▶ _Request_:
The records below must be output exactly, without pictures.

▶ _Task input_:
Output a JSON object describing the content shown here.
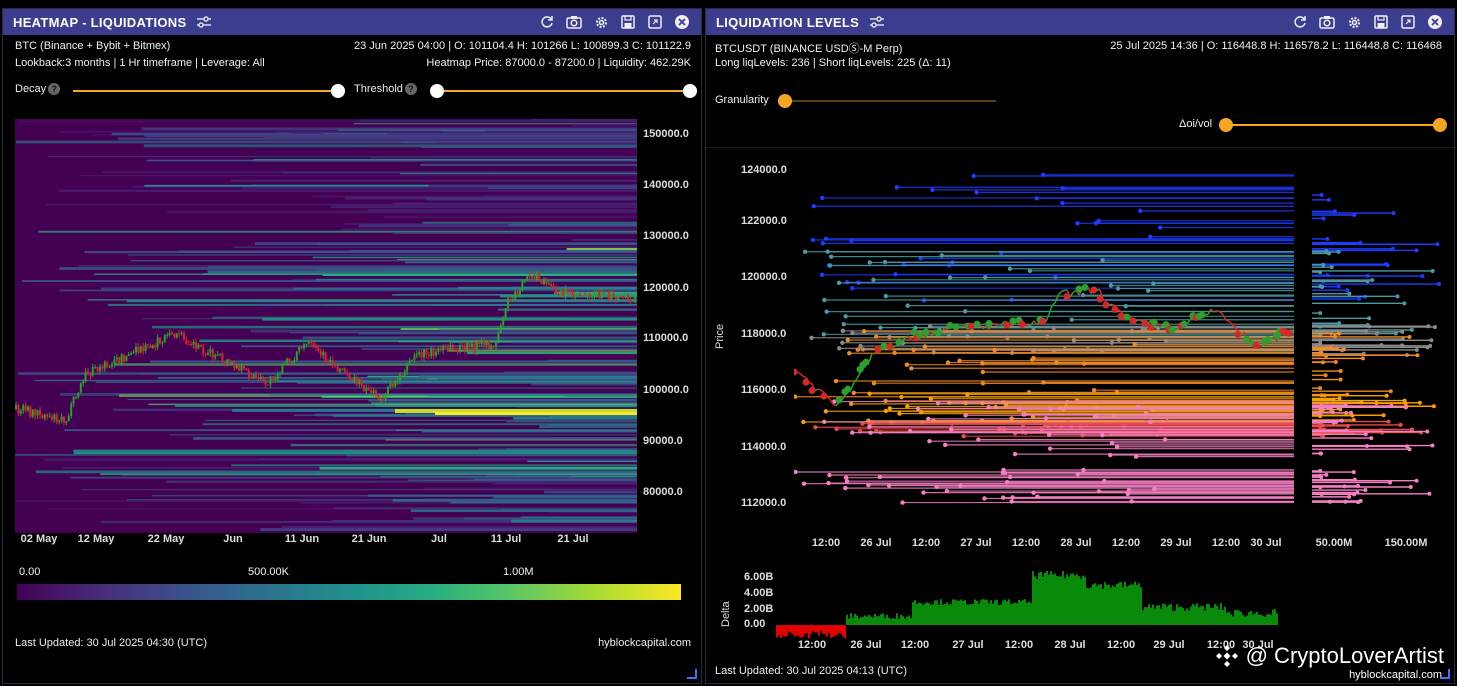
{
  "left": {
    "title": "HEATMAP - LIQUIDATIONS",
    "source": "BTC (Binance + Bybit + Bitmex)",
    "ohlc": "23 Jun 2025 04:00 | O: 101104.4 H: 101266 L: 100899.3 C: 101122.9",
    "lookback": "Lookback:3 months | 1 Hr timeframe | Leverage: All",
    "heatmap_price": "Heatmap Price: 87000.0 - 87200.0 | Liquidity: 462.29K",
    "decay_label": "Decay",
    "threshold_label": "Threshold",
    "help_glyph": "?",
    "decay_value": 1.0,
    "threshold_value": 0.0,
    "y_ticks": [
      "150000.0",
      "140000.0",
      "130000.0",
      "120000.0",
      "110000.0",
      "100000.0",
      "90000.0",
      "80000.0"
    ],
    "x_ticks": [
      "02 May",
      "12 May",
      "22 May",
      "Jun",
      "11 Jun",
      "21 Jun",
      "Jul",
      "11 Jul",
      "21 Jul"
    ],
    "colorbar_labels": [
      "0.00",
      "500.00K",
      "1.00M"
    ],
    "last_updated": "Last Updated: 30 Jul 2025 04:30 (UTC)",
    "site": "hyblockcapital.com",
    "colors": {
      "background": "#440154",
      "mid": "#21918c",
      "high": "#fde725"
    }
  },
  "right": {
    "title": "LIQUIDATION LEVELS",
    "symbol": "BTCUSDT (BINANCE USDⓈ-M Perp)",
    "ohlc": "25 Jul 2025 14:36 | O: 116448.8 H: 116578.2 L: 116448.8 C: 116468",
    "levels": "Long liqLevels: 236 | Short liqLevels: 225 (Δ: 11)",
    "granularity_label": "Granularity",
    "granularity_value": 0.0,
    "doi_label": "Δoi/vol",
    "doi_value": 1.0,
    "y_label": "Price",
    "y_ticks": [
      "124000.0",
      "122000.0",
      "120000.0",
      "118000.0",
      "116000.0",
      "114000.0",
      "112000.0"
    ],
    "x_ticks": [
      "12:00",
      "26 Jul",
      "12:00",
      "27 Jul",
      "12:00",
      "28 Jul",
      "12:00",
      "29 Jul",
      "12:00",
      "30 Jul"
    ],
    "side_x_ticks": [
      "50.00M",
      "150.00M"
    ],
    "delta_label": "Delta",
    "delta_ticks": [
      "6.00B",
      "4.00B",
      "2.00B",
      "0.00"
    ],
    "delta_x_ticks": [
      "12:00",
      "26 Jul",
      "12:00",
      "27 Jul",
      "12:00",
      "28 Jul",
      "12:00",
      "29 Jul",
      "12:00",
      "30 Jul"
    ],
    "last_updated": "Last Updated: 30 Jul 2025 04:13 (UTC)"
  },
  "watermark": {
    "handle": "@ CryptoLoverArtist",
    "site": "hyblockcapital.com"
  },
  "icons": [
    "filter-icon",
    "refresh-icon",
    "camera-icon",
    "gear-icon",
    "save-icon",
    "expand-icon",
    "close-icon"
  ]
}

▶ _The completed task_:
Output a JSON object describing the content shown here.
{
  "left": {
    "title": "HEATMAP - LIQUIDATIONS",
    "source": "BTC (Binance + Bybit + Bitmex)",
    "ohlc": "23 Jun 2025 04:00 | O: 101104.4 H: 101266 L: 100899.3 C: 101122.9",
    "lookback": "Lookback:3 months | 1 Hr timeframe | Leverage: All",
    "heatmap_price": "Heatmap Price: 87000.0 - 87200.0 | Liquidity: 462.29K",
    "decay_label": "Decay",
    "threshold_label": "Threshold",
    "help_glyph": "?",
    "decay_value": 1.0,
    "threshold_value": 0.0,
    "y_ticks": [
      "150000.0",
      "140000.0",
      "130000.0",
      "120000.0",
      "110000.0",
      "100000.0",
      "90000.0",
      "80000.0"
    ],
    "x_ticks": [
      "02 May",
      "12 May",
      "22 May",
      "Jun",
      "11 Jun",
      "21 Jun",
      "Jul",
      "11 Jul",
      "21 Jul"
    ],
    "colorbar_labels": [
      "0.00",
      "500.00K",
      "1.00M"
    ],
    "last_updated": "Last Updated: 30 Jul 2025 04:30 (UTC)",
    "site": "hyblockcapital.com",
    "colors": {
      "background": "#440154",
      "mid": "#21918c",
      "high": "#fde725"
    }
  },
  "right": {
    "title": "LIQUIDATION LEVELS",
    "symbol": "BTCUSDT (BINANCE USDⓈ-M Perp)",
    "ohlc": "25 Jul 2025 14:36 | O: 116448.8 H: 116578.2 L: 116448.8 C: 116468",
    "levels": "Long liqLevels: 236 | Short liqLevels: 225 (Δ: 11)",
    "granularity_label": "Granularity",
    "granularity_value": 0.0,
    "doi_label": "Δoi/vol",
    "doi_value": 1.0,
    "y_label": "Price",
    "y_ticks": [
      "124000.0",
      "122000.0",
      "120000.0",
      "118000.0",
      "116000.0",
      "114000.0",
      "112000.0"
    ],
    "x_ticks": [
      "12:00",
      "26 Jul",
      "12:00",
      "27 Jul",
      "12:00",
      "28 Jul",
      "12:00",
      "29 Jul",
      "12:00",
      "30 Jul"
    ],
    "side_x_ticks": [
      "50.00M",
      "150.00M"
    ],
    "delta_label": "Delta",
    "delta_ticks": [
      "6.00B",
      "4.00B",
      "2.00B",
      "0.00"
    ],
    "delta_x_ticks": [
      "12:00",
      "26 Jul",
      "12:00",
      "27 Jul",
      "12:00",
      "28 Jul",
      "12:00",
      "29 Jul",
      "12:00",
      "30 Jul"
    ],
    "last_updated": "Last Updated: 30 Jul 2025 04:13 (UTC)"
  },
  "watermark": {
    "handle": "@ CryptoLoverArtist",
    "site": "hyblockcapital.com"
  },
  "icons": [
    "filter-icon",
    "refresh-icon",
    "camera-icon",
    "gear-icon",
    "save-icon",
    "expand-icon",
    "close-icon"
  ]
}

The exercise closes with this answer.